* [SHORT EXERCISE]
Every line containing the word "magnitude" needs to be found and copied.

* [THE INPUT]
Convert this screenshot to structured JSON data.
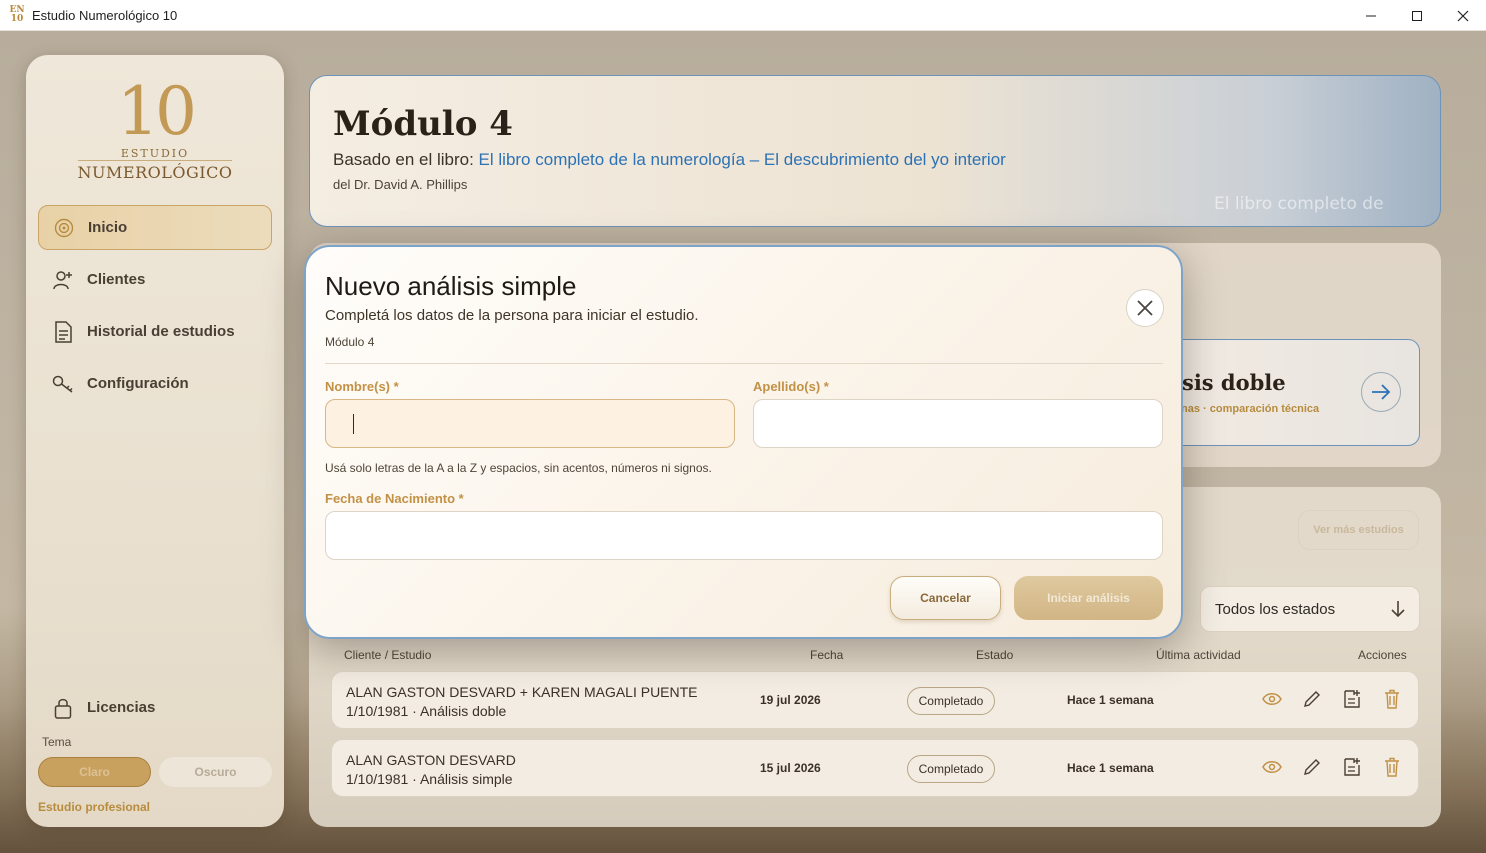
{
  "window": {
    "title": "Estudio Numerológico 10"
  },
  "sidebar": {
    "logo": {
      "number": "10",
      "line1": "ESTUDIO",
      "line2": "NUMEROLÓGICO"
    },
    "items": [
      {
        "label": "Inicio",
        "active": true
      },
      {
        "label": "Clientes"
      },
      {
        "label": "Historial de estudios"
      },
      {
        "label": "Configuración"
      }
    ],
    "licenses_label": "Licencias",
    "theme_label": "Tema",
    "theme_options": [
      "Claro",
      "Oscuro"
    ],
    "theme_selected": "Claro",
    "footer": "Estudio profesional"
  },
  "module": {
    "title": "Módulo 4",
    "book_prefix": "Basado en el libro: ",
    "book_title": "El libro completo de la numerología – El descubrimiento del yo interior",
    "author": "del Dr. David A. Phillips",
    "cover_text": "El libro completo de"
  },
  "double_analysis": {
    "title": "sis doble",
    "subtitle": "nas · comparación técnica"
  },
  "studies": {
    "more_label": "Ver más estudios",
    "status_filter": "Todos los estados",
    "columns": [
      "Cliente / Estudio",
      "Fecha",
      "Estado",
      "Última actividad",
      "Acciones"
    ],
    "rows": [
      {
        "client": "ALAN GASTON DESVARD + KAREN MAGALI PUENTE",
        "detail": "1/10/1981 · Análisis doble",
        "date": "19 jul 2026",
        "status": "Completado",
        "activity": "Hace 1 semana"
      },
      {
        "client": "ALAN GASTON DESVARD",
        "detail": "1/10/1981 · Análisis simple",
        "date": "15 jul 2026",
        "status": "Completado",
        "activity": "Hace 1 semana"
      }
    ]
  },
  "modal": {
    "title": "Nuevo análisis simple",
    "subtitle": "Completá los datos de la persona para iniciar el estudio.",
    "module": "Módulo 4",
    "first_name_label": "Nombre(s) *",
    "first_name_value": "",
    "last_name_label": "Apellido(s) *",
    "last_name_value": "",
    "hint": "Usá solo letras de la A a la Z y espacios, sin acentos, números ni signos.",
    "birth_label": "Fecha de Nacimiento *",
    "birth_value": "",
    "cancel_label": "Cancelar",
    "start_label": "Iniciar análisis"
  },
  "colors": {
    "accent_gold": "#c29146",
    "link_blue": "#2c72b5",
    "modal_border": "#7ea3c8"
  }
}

...

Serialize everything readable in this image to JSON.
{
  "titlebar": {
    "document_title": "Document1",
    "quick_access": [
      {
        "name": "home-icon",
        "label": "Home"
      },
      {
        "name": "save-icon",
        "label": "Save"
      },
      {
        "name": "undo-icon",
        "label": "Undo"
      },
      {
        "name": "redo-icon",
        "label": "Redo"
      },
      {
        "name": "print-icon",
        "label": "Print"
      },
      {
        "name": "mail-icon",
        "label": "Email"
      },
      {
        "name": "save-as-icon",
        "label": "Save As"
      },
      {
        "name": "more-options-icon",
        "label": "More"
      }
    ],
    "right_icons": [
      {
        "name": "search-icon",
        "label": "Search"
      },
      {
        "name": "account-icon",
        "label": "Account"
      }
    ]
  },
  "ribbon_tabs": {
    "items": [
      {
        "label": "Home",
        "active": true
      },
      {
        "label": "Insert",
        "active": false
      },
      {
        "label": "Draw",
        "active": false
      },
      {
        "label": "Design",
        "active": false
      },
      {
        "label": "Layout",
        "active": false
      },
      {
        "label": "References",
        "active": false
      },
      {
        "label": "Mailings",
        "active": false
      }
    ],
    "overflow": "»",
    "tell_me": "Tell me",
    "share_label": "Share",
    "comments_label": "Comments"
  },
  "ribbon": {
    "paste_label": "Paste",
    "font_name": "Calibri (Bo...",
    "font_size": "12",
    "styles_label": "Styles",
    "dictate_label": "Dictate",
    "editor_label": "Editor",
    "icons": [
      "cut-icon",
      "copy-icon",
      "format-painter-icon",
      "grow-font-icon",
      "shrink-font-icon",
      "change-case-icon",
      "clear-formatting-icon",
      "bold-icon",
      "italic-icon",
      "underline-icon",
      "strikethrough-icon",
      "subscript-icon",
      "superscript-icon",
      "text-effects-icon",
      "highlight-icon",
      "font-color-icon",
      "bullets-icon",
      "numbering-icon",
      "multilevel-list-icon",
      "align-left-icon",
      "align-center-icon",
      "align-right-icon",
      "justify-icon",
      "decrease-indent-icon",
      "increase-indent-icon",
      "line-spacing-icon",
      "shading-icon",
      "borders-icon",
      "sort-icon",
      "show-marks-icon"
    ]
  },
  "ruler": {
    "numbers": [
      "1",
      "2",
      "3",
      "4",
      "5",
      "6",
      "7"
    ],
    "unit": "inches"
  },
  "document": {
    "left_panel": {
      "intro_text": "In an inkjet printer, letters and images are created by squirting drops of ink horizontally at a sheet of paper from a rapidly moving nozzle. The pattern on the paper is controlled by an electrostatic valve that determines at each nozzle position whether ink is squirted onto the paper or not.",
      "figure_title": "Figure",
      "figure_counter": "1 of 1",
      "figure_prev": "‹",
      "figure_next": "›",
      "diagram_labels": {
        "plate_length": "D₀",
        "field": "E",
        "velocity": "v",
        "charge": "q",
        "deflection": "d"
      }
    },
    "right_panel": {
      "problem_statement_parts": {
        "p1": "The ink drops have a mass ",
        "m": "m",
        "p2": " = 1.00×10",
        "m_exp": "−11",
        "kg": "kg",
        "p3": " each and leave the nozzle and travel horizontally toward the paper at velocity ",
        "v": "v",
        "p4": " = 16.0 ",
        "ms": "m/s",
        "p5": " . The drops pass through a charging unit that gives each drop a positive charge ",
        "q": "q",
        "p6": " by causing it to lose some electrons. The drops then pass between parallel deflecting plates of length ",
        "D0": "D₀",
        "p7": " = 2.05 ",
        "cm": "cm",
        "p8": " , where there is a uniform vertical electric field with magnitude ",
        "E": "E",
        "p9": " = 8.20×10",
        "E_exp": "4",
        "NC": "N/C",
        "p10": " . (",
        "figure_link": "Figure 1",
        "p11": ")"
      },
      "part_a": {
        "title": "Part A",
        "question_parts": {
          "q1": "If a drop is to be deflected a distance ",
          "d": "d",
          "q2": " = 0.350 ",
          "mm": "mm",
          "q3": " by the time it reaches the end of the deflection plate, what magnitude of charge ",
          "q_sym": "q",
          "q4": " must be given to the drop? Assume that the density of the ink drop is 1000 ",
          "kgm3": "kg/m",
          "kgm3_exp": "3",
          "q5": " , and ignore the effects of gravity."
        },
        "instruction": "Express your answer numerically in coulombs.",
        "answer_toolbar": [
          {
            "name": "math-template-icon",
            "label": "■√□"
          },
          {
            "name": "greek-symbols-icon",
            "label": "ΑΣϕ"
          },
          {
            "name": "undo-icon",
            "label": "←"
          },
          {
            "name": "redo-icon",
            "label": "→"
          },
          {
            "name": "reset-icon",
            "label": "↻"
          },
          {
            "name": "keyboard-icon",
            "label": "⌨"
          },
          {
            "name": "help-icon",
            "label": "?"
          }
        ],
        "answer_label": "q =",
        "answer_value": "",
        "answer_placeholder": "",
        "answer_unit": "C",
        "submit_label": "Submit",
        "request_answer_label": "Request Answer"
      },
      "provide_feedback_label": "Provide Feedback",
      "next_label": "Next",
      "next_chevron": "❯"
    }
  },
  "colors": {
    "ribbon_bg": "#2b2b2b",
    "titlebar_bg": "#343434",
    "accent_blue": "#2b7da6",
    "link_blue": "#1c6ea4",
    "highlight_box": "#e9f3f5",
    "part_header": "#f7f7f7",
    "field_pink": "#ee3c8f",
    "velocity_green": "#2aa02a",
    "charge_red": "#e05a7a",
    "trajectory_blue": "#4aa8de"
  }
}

* [TASK SOLUTION]
        "p8": " , where there is a uniform vertical electric field with magnitude ",
          "q3": " by the time it reaches the end of the deflection plate, what magnitude of charge ",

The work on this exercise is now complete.